__What the task asks__. Copy the data precisely, character for character, and leave out every picture.

__Data records__.
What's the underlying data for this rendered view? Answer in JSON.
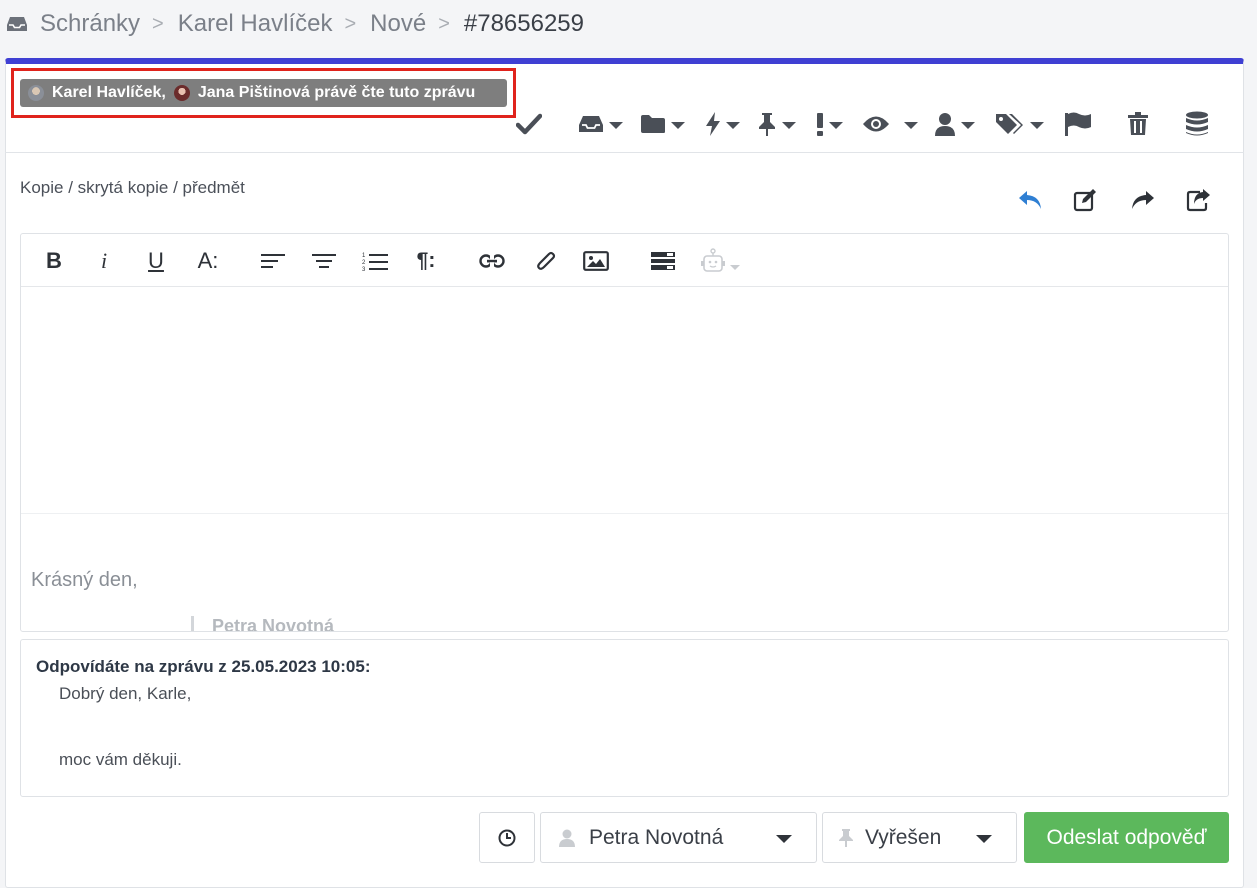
{
  "breadcrumb": {
    "items": [
      "Schránky",
      "Karel Havlíček",
      "Nové"
    ],
    "separator": ">",
    "ticket_id": "#78656259"
  },
  "viewers": {
    "names": "Karel Havlíček,",
    "text": "Jana Pištinová právě čte tuto zprávu"
  },
  "toolbar": {
    "icons": [
      "check-icon",
      "inbox-icon",
      "folder-icon",
      "bolt-icon",
      "pin-icon",
      "exclamation-icon",
      "eye-icon",
      "user-icon",
      "tags-icon",
      "flag-icon",
      "trash-icon",
      "database-icon"
    ]
  },
  "compose": {
    "cc_label": "Kopie / skrytá kopie / předmět",
    "signature_greeting": "Krásný den,",
    "signature_name": "Petra Novotná"
  },
  "format_bar": {
    "bold": "B",
    "italic": "i",
    "underline": "U",
    "font_size": "A:",
    "paragraph": "¶:"
  },
  "quote": {
    "header": "Odpovídáte na zprávu z 25.05.2023 10:05:",
    "line1": "Dobrý den, Karle,",
    "line2": "moc vám děkuji."
  },
  "footer": {
    "assignee": "Petra Novotná",
    "status": "Vyřešen",
    "send_label": "Odeslat odpověď"
  },
  "colors": {
    "accent_bar": "#3f3fd3",
    "highlight_border": "#e0231c",
    "send_button": "#5cb85c",
    "reply_icon": "#2f7fd3"
  }
}
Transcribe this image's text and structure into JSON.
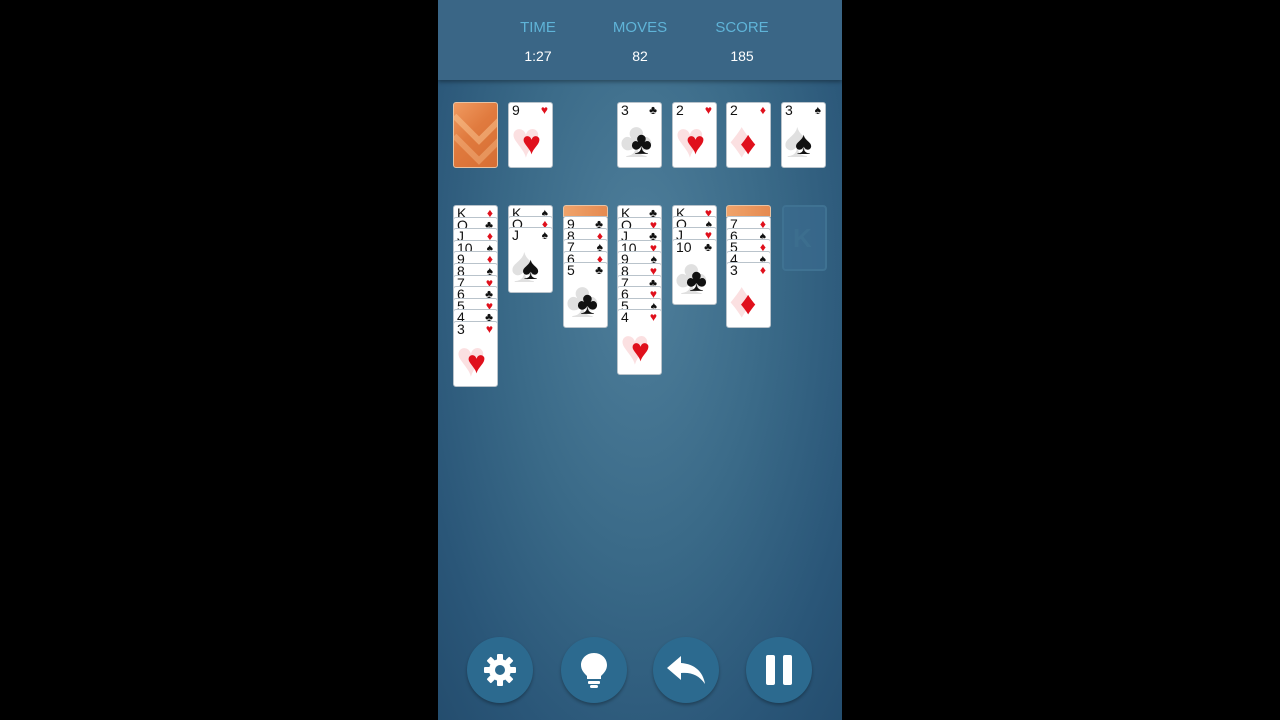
{
  "stats": {
    "time_label": "TIME",
    "time": "1:27",
    "moves_label": "MOVES",
    "moves": "82",
    "score_label": "SCORE",
    "score": "185"
  },
  "waste": {
    "rank": "9",
    "suit": "♥",
    "color": "red"
  },
  "foundations": [
    {
      "rank": "3",
      "suit": "♣",
      "color": "black"
    },
    {
      "rank": "2",
      "suit": "♥",
      "color": "red"
    },
    {
      "rank": "2",
      "suit": "♦",
      "color": "red"
    },
    {
      "rank": "3",
      "suit": "♠",
      "color": "black"
    }
  ],
  "empty_column_label": "K",
  "tableau": [
    {
      "hidden": 0,
      "cards": [
        {
          "rank": "K",
          "suit": "♦",
          "color": "red"
        },
        {
          "rank": "Q",
          "suit": "♣",
          "color": "black"
        },
        {
          "rank": "J",
          "suit": "♦",
          "color": "red"
        },
        {
          "rank": "10",
          "suit": "♠",
          "color": "black"
        },
        {
          "rank": "9",
          "suit": "♦",
          "color": "red"
        },
        {
          "rank": "8",
          "suit": "♠",
          "color": "black"
        },
        {
          "rank": "7",
          "suit": "♥",
          "color": "red"
        },
        {
          "rank": "6",
          "suit": "♣",
          "color": "black"
        },
        {
          "rank": "5",
          "suit": "♥",
          "color": "red"
        },
        {
          "rank": "4",
          "suit": "♣",
          "color": "black"
        },
        {
          "rank": "3",
          "suit": "♥",
          "color": "red"
        }
      ]
    },
    {
      "hidden": 0,
      "cards": [
        {
          "rank": "K",
          "suit": "♠",
          "color": "black"
        },
        {
          "rank": "Q",
          "suit": "♦",
          "color": "red"
        },
        {
          "rank": "J",
          "suit": "♠",
          "color": "black"
        }
      ]
    },
    {
      "hidden": 1,
      "cards": [
        {
          "rank": "9",
          "suit": "♣",
          "color": "black"
        },
        {
          "rank": "8",
          "suit": "♦",
          "color": "red"
        },
        {
          "rank": "7",
          "suit": "♠",
          "color": "black"
        },
        {
          "rank": "6",
          "suit": "♦",
          "color": "red"
        },
        {
          "rank": "5",
          "suit": "♣",
          "color": "black"
        }
      ]
    },
    {
      "hidden": 0,
      "cards": [
        {
          "rank": "K",
          "suit": "♣",
          "color": "black"
        },
        {
          "rank": "Q",
          "suit": "♥",
          "color": "red"
        },
        {
          "rank": "J",
          "suit": "♣",
          "color": "black"
        },
        {
          "rank": "10",
          "suit": "♥",
          "color": "red"
        },
        {
          "rank": "9",
          "suit": "♠",
          "color": "black"
        },
        {
          "rank": "8",
          "suit": "♥",
          "color": "red"
        },
        {
          "rank": "7",
          "suit": "♣",
          "color": "black"
        },
        {
          "rank": "6",
          "suit": "♥",
          "color": "red"
        },
        {
          "rank": "5",
          "suit": "♠",
          "color": "black"
        },
        {
          "rank": "4",
          "suit": "♥",
          "color": "red"
        }
      ]
    },
    {
      "hidden": 0,
      "cards": [
        {
          "rank": "K",
          "suit": "♥",
          "color": "red"
        },
        {
          "rank": "Q",
          "suit": "♠",
          "color": "black"
        },
        {
          "rank": "J",
          "suit": "♥",
          "color": "red"
        },
        {
          "rank": "10",
          "suit": "♣",
          "color": "black"
        }
      ]
    },
    {
      "hidden": 1,
      "cards": [
        {
          "rank": "7",
          "suit": "♦",
          "color": "red"
        },
        {
          "rank": "6",
          "suit": "♠",
          "color": "black"
        },
        {
          "rank": "5",
          "suit": "♦",
          "color": "red"
        },
        {
          "rank": "4",
          "suit": "♠",
          "color": "black"
        },
        {
          "rank": "3",
          "suit": "♦",
          "color": "red"
        }
      ]
    }
  ],
  "buttons": [
    {
      "name": "settings-button",
      "icon": "gear-icon"
    },
    {
      "name": "hint-button",
      "icon": "lightbulb-icon"
    },
    {
      "name": "undo-button",
      "icon": "undo-arrow-icon"
    },
    {
      "name": "pause-button",
      "icon": "pause-icon"
    }
  ],
  "colors": {
    "red_suit": "#e0101c",
    "black_suit": "#111111",
    "button": "#2c6a8f",
    "label": "#5fb4d8"
  }
}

__Result__.
What's the underlying data for this rendered view? Answer in JSON.
{
  "breadcrumb": {
    "items": [
      "Schránky",
      "Karel Havlíček",
      "Nové"
    ],
    "separator": ">",
    "ticket_id": "#78656259"
  },
  "viewers": {
    "names": "Karel Havlíček,",
    "text": "Jana Pištinová právě čte tuto zprávu"
  },
  "toolbar": {
    "icons": [
      "check-icon",
      "inbox-icon",
      "folder-icon",
      "bolt-icon",
      "pin-icon",
      "exclamation-icon",
      "eye-icon",
      "user-icon",
      "tags-icon",
      "flag-icon",
      "trash-icon",
      "database-icon"
    ]
  },
  "compose": {
    "cc_label": "Kopie / skrytá kopie / předmět",
    "signature_greeting": "Krásný den,",
    "signature_name": "Petra Novotná"
  },
  "format_bar": {
    "bold": "B",
    "italic": "i",
    "underline": "U",
    "font_size": "A:",
    "paragraph": "¶:"
  },
  "quote": {
    "header": "Odpovídáte na zprávu z 25.05.2023 10:05:",
    "line1": "Dobrý den, Karle,",
    "line2": "moc vám děkuji."
  },
  "footer": {
    "assignee": "Petra Novotná",
    "status": "Vyřešen",
    "send_label": "Odeslat odpověď"
  },
  "colors": {
    "accent_bar": "#3f3fd3",
    "highlight_border": "#e0231c",
    "send_button": "#5cb85c",
    "reply_icon": "#2f7fd3"
  }
}
Transcribe this image's text and structure into JSON.
{
  "stats": {
    "time_label": "TIME",
    "time": "1:27",
    "moves_label": "MOVES",
    "moves": "82",
    "score_label": "SCORE",
    "score": "185"
  },
  "waste": {
    "rank": "9",
    "suit": "♥",
    "color": "red"
  },
  "foundations": [
    {
      "rank": "3",
      "suit": "♣",
      "color": "black"
    },
    {
      "rank": "2",
      "suit": "♥",
      "color": "red"
    },
    {
      "rank": "2",
      "suit": "♦",
      "color": "red"
    },
    {
      "rank": "3",
      "suit": "♠",
      "color": "black"
    }
  ],
  "empty_column_label": "K",
  "tableau": [
    {
      "hidden": 0,
      "cards": [
        {
          "rank": "K",
          "suit": "♦",
          "color": "red"
        },
        {
          "rank": "Q",
          "suit": "♣",
          "color": "black"
        },
        {
          "rank": "J",
          "suit": "♦",
          "color": "red"
        },
        {
          "rank": "10",
          "suit": "♠",
          "color": "black"
        },
        {
          "rank": "9",
          "suit": "♦",
          "color": "red"
        },
        {
          "rank": "8",
          "suit": "♠",
          "color": "black"
        },
        {
          "rank": "7",
          "suit": "♥",
          "color": "red"
        },
        {
          "rank": "6",
          "suit": "♣",
          "color": "black"
        },
        {
          "rank": "5",
          "suit": "♥",
          "color": "red"
        },
        {
          "rank": "4",
          "suit": "♣",
          "color": "black"
        },
        {
          "rank": "3",
          "suit": "♥",
          "color": "red"
        }
      ]
    },
    {
      "hidden": 0,
      "cards": [
        {
          "rank": "K",
          "suit": "♠",
          "color": "black"
        },
        {
          "rank": "Q",
          "suit": "♦",
          "color": "red"
        },
        {
          "rank": "J",
          "suit": "♠",
          "color": "black"
        }
      ]
    },
    {
      "hidden": 1,
      "cards": [
        {
          "rank": "9",
          "suit": "♣",
          "color": "black"
        },
        {
          "rank": "8",
          "suit": "♦",
          "color": "red"
        },
        {
          "rank": "7",
          "suit": "♠",
          "color": "black"
        },
        {
          "rank": "6",
          "suit": "♦",
          "color": "red"
        },
        {
          "rank": "5",
          "suit": "♣",
          "color": "black"
        }
      ]
    },
    {
      "hidden": 0,
      "cards": [
        {
          "rank": "K",
          "suit": "♣",
          "color": "black"
        },
        {
          "rank": "Q",
          "suit": "♥",
          "color": "red"
        },
        {
          "rank": "J",
          "suit": "♣",
          "color": "black"
        },
        {
          "rank": "10",
          "suit": "♥",
          "color": "red"
        },
        {
          "rank": "9",
          "suit": "♠",
          "color": "black"
        },
        {
          "rank": "8",
          "suit": "♥",
          "color": "red"
        },
        {
          "rank": "7",
          "suit": "♣",
          "color": "black"
        },
        {
          "rank": "6",
          "suit": "♥",
          "color": "red"
        },
        {
          "rank": "5",
          "suit": "♠",
          "color": "black"
        },
        {
          "rank": "4",
          "suit": "♥",
          "color": "red"
        }
      ]
    },
    {
      "hidden": 0,
      "cards": [
        {
          "rank": "K",
          "suit": "♥",
          "color": "red"
        },
        {
          "rank": "Q",
          "suit": "♠",
          "color": "black"
        },
        {
          "rank": "J",
          "suit": "♥",
          "color": "red"
        },
        {
          "rank": "10",
          "suit": "♣",
          "color": "black"
        }
      ]
    },
    {
      "hidden": 1,
      "cards": [
        {
          "rank": "7",
          "suit": "♦",
          "color": "red"
        },
        {
          "rank": "6",
          "suit": "♠",
          "color": "black"
        },
        {
          "rank": "5",
          "suit": "♦",
          "color": "red"
        },
        {
          "rank": "4",
          "suit": "♠",
          "color": "black"
        },
        {
          "rank": "3",
          "suit": "♦",
          "color": "red"
        }
      ]
    }
  ],
  "buttons": [
    {
      "name": "settings-button",
      "icon": "gear-icon"
    },
    {
      "name": "hint-button",
      "icon": "lightbulb-icon"
    },
    {
      "name": "undo-button",
      "icon": "undo-arrow-icon"
    },
    {
      "name": "pause-button",
      "icon": "pause-icon"
    }
  ],
  "colors": {
    "red_suit": "#e0101c",
    "black_suit": "#111111",
    "button": "#2c6a8f",
    "label": "#5fb4d8"
  }
}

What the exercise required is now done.